Write the entries out again exactly as they stand, but without the pictures.

[BEGIN Records for this task]

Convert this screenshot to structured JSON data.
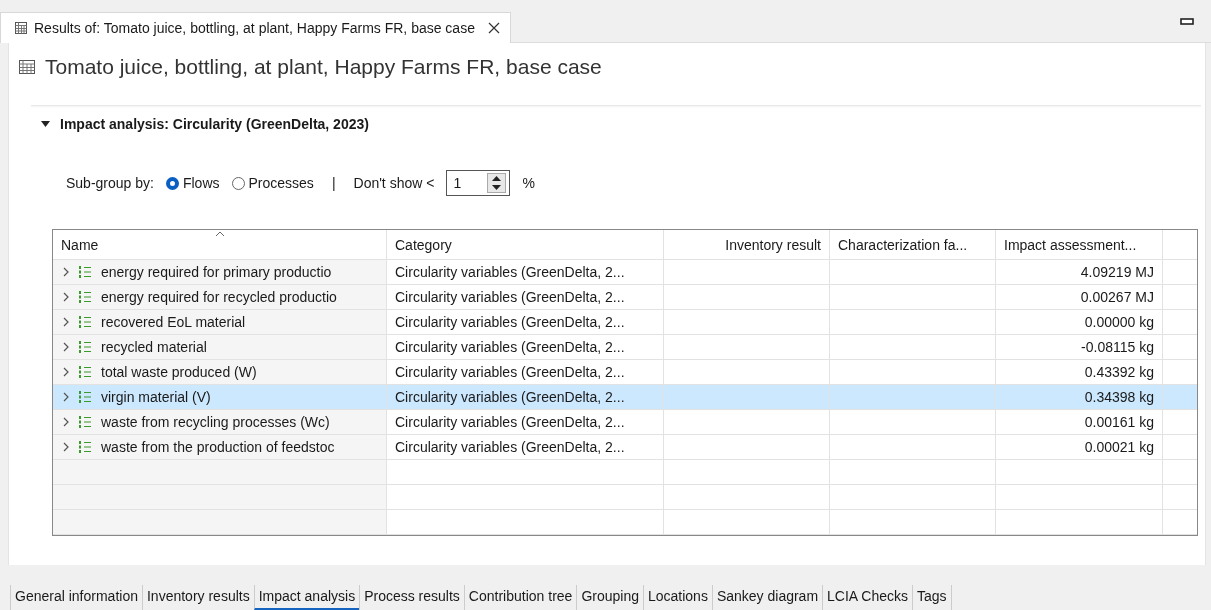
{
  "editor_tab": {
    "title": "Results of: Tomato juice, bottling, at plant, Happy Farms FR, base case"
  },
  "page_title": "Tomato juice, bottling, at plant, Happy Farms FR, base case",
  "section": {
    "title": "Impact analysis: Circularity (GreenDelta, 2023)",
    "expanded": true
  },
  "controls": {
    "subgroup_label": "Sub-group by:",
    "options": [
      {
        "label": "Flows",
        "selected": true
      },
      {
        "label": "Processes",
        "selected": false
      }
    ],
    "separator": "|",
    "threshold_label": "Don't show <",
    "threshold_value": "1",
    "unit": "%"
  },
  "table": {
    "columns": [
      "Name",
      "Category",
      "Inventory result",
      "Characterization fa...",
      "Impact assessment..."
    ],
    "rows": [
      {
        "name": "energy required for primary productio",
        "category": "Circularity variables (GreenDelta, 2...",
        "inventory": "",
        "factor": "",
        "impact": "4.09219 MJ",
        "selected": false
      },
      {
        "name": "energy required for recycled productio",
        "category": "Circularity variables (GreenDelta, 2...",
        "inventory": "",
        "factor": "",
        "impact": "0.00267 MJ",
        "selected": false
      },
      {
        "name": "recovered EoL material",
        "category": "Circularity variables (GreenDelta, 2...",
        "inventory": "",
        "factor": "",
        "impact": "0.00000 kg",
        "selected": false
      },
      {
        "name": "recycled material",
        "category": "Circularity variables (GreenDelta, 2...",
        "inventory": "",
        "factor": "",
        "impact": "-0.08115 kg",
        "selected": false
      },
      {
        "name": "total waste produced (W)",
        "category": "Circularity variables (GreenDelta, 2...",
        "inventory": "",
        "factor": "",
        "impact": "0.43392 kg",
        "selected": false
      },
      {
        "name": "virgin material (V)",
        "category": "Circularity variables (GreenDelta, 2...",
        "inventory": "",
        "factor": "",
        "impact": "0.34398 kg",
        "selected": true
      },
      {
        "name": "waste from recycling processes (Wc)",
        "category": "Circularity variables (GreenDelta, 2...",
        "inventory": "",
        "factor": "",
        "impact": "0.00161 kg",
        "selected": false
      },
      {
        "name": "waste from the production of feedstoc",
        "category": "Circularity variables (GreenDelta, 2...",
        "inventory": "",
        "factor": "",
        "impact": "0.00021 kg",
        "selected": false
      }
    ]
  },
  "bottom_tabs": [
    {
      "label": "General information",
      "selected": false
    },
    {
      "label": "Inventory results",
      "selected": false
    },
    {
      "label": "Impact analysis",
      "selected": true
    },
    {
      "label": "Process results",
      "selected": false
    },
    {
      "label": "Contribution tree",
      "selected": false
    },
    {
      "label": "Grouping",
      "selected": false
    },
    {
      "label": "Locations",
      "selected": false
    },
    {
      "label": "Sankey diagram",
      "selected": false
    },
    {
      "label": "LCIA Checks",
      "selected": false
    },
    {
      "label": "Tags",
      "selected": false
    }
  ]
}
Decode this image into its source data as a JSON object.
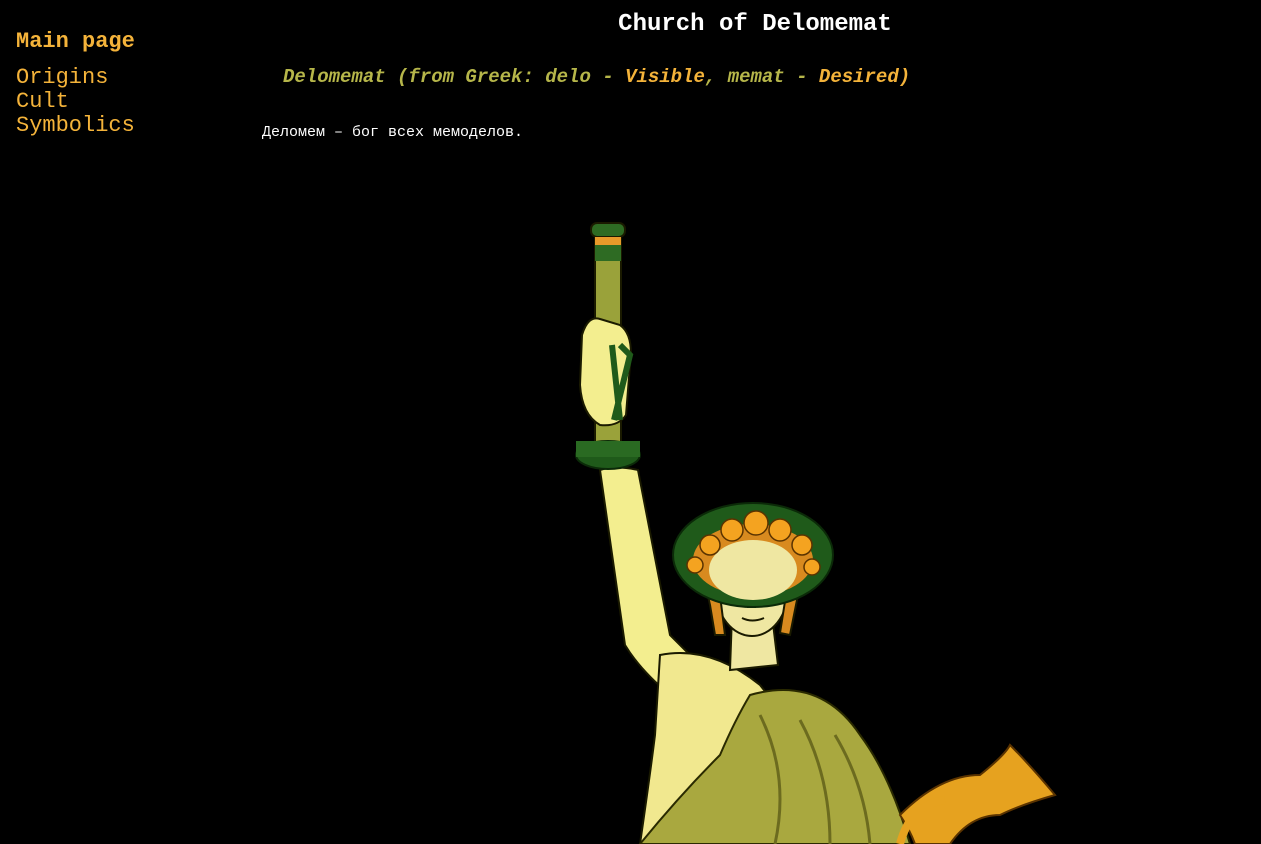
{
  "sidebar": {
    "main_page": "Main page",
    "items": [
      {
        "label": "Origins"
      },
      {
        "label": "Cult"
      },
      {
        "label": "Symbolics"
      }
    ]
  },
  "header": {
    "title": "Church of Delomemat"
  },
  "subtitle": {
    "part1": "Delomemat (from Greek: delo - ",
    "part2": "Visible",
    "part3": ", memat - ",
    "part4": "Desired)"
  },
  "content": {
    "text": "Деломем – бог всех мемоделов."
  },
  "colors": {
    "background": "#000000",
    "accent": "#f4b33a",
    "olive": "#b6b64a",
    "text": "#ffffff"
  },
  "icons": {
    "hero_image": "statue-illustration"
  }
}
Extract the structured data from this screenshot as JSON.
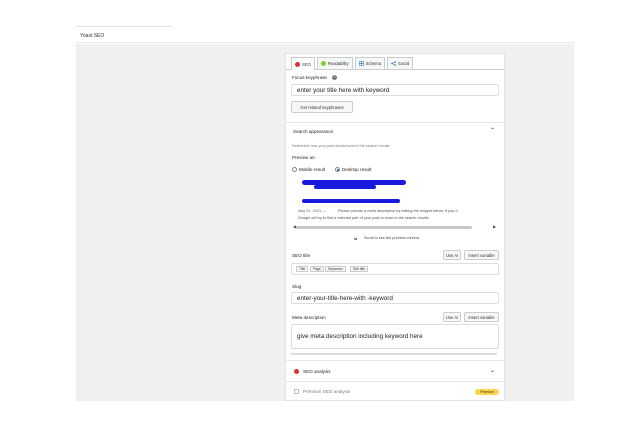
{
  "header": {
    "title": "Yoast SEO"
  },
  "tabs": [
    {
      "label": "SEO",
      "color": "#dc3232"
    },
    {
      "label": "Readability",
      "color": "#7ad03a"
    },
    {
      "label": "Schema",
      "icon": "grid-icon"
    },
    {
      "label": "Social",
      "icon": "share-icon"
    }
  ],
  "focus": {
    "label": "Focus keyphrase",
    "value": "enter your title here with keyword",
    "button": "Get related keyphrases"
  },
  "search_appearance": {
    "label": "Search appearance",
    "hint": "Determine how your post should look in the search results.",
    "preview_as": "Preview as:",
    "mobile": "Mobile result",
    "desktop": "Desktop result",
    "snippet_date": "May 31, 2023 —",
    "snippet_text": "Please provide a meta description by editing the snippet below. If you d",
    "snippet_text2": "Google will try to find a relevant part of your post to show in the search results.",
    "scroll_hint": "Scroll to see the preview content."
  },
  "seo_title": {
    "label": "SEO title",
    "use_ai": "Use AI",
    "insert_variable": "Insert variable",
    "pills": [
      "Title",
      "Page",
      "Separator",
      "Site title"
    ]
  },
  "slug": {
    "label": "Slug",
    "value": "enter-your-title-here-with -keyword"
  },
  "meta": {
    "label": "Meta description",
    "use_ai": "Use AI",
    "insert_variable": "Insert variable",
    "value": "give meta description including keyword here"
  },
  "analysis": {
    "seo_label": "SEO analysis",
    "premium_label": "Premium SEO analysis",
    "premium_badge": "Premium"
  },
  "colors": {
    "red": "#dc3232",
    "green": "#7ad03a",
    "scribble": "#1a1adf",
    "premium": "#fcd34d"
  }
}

[END Records for this task]

### Answer to the task
Convert this screenshot to structured JSON data.
{
  "editor_tab": {
    "title": "Results of: Tomato juice, bottling, at plant, Happy Farms FR, base case"
  },
  "page_title": "Tomato juice, bottling, at plant, Happy Farms FR, base case",
  "section": {
    "title": "Impact analysis: Circularity (GreenDelta, 2023)",
    "expanded": true
  },
  "controls": {
    "subgroup_label": "Sub-group by:",
    "options": [
      {
        "label": "Flows",
        "selected": true
      },
      {
        "label": "Processes",
        "selected": false
      }
    ],
    "separator": "|",
    "threshold_label": "Don't show <",
    "threshold_value": "1",
    "unit": "%"
  },
  "table": {
    "columns": [
      "Name",
      "Category",
      "Inventory result",
      "Characterization fa...",
      "Impact assessment..."
    ],
    "rows": [
      {
        "name": "energy required for primary productio",
        "category": "Circularity variables (GreenDelta, 2...",
        "inventory": "",
        "factor": "",
        "impact": "4.09219 MJ",
        "selected": false
      },
      {
        "name": "energy required for recycled productio",
        "category": "Circularity variables (GreenDelta, 2...",
        "inventory": "",
        "factor": "",
        "impact": "0.00267 MJ",
        "selected": false
      },
      {
        "name": "recovered EoL material",
        "category": "Circularity variables (GreenDelta, 2...",
        "inventory": "",
        "factor": "",
        "impact": "0.00000 kg",
        "selected": false
      },
      {
        "name": "recycled material",
        "category": "Circularity variables (GreenDelta, 2...",
        "inventory": "",
        "factor": "",
        "impact": "-0.08115 kg",
        "selected": false
      },
      {
        "name": "total waste produced (W)",
        "category": "Circularity variables (GreenDelta, 2...",
        "inventory": "",
        "factor": "",
        "impact": "0.43392 kg",
        "selected": false
      },
      {
        "name": "virgin material (V)",
        "category": "Circularity variables (GreenDelta, 2...",
        "inventory": "",
        "factor": "",
        "impact": "0.34398 kg",
        "selected": true
      },
      {
        "name": "waste from recycling processes (Wc)",
        "category": "Circularity variables (GreenDelta, 2...",
        "inventory": "",
        "factor": "",
        "impact": "0.00161 kg",
        "selected": false
      },
      {
        "name": "waste from the production of feedstoc",
        "category": "Circularity variables (GreenDelta, 2...",
        "inventory": "",
        "factor": "",
        "impact": "0.00021 kg",
        "selected": false
      }
    ]
  },
  "bottom_tabs": [
    {
      "label": "General information",
      "selected": false
    },
    {
      "label": "Inventory results",
      "selected": false
    },
    {
      "label": "Impact analysis",
      "selected": true
    },
    {
      "label": "Process results",
      "selected": false
    },
    {
      "label": "Contribution tree",
      "selected": false
    },
    {
      "label": "Grouping",
      "selected": false
    },
    {
      "label": "Locations",
      "selected": false
    },
    {
      "label": "Sankey diagram",
      "selected": false
    },
    {
      "label": "LCIA Checks",
      "selected": false
    },
    {
      "label": "Tags",
      "selected": false
    }
  ]
}
Decode this image into its source data as a JSON object.
{
  "sidebar": {
    "main_page": "Main page",
    "items": [
      {
        "label": "Origins"
      },
      {
        "label": "Cult"
      },
      {
        "label": "Symbolics"
      }
    ]
  },
  "header": {
    "title": "Church of Delomemat"
  },
  "subtitle": {
    "part1": "Delomemat (from Greek: delo - ",
    "part2": "Visible",
    "part3": ", memat - ",
    "part4": "Desired)"
  },
  "content": {
    "text": "Деломем – бог всех мемоделов."
  },
  "colors": {
    "background": "#000000",
    "accent": "#f4b33a",
    "olive": "#b6b64a",
    "text": "#ffffff"
  },
  "icons": {
    "hero_image": "statue-illustration"
  }
}
Extract the structured data from this screenshot as JSON.
{
  "header": {
    "title": "Yoast SEO"
  },
  "tabs": [
    {
      "label": "SEO",
      "color": "#dc3232"
    },
    {
      "label": "Readability",
      "color": "#7ad03a"
    },
    {
      "label": "Schema",
      "icon": "grid-icon"
    },
    {
      "label": "Social",
      "icon": "share-icon"
    }
  ],
  "focus": {
    "label": "Focus keyphrase",
    "value": "enter your title here with keyword",
    "button": "Get related keyphrases"
  },
  "search_appearance": {
    "label": "Search appearance",
    "hint": "Determine how your post should look in the search results.",
    "preview_as": "Preview as:",
    "mobile": "Mobile result",
    "desktop": "Desktop result",
    "snippet_date": "May 31, 2023 —",
    "snippet_text": "Please provide a meta description by editing the snippet below. If you d",
    "snippet_text2": "Google will try to find a relevant part of your post to show in the search results.",
    "scroll_hint": "Scroll to see the preview content."
  },
  "seo_title": {
    "label": "SEO title",
    "use_ai": "Use AI",
    "insert_variable": "Insert variable",
    "pills": [
      "Title",
      "Page",
      "Separator",
      "Site title"
    ]
  },
  "slug": {
    "label": "Slug",
    "value": "enter-your-title-here-with -keyword"
  },
  "meta": {
    "label": "Meta description",
    "use_ai": "Use AI",
    "insert_variable": "Insert variable",
    "value": "give meta description including keyword here"
  },
  "analysis": {
    "seo_label": "SEO analysis",
    "premium_label": "Premium SEO analysis",
    "premium_badge": "Premium"
  },
  "colors": {
    "red": "#dc3232",
    "green": "#7ad03a",
    "scribble": "#1a1adf",
    "premium": "#fcd34d"
  }
}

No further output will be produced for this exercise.